Work order:
Lines of the data that contain the word "this" are the ones to copy.

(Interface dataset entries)
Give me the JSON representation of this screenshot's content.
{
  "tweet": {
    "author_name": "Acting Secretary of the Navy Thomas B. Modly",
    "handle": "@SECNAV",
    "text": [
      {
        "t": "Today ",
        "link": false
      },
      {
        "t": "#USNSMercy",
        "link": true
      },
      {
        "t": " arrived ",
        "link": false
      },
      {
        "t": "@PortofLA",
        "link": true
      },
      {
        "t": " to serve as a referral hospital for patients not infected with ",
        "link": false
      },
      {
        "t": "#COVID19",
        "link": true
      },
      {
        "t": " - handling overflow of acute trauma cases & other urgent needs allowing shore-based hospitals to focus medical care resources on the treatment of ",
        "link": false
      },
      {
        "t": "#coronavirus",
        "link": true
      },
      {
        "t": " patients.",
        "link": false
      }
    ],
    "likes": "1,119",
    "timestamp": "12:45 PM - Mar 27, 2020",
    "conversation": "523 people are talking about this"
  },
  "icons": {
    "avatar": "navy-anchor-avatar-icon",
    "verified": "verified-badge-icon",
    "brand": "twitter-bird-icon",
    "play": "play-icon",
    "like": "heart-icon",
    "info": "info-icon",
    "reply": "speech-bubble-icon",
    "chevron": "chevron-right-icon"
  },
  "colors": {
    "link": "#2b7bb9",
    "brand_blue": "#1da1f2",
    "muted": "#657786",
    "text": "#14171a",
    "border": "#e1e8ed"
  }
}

Solution:
Give me the JSON representation of this screenshot's content.
    "conversation": "523 people are talking about this"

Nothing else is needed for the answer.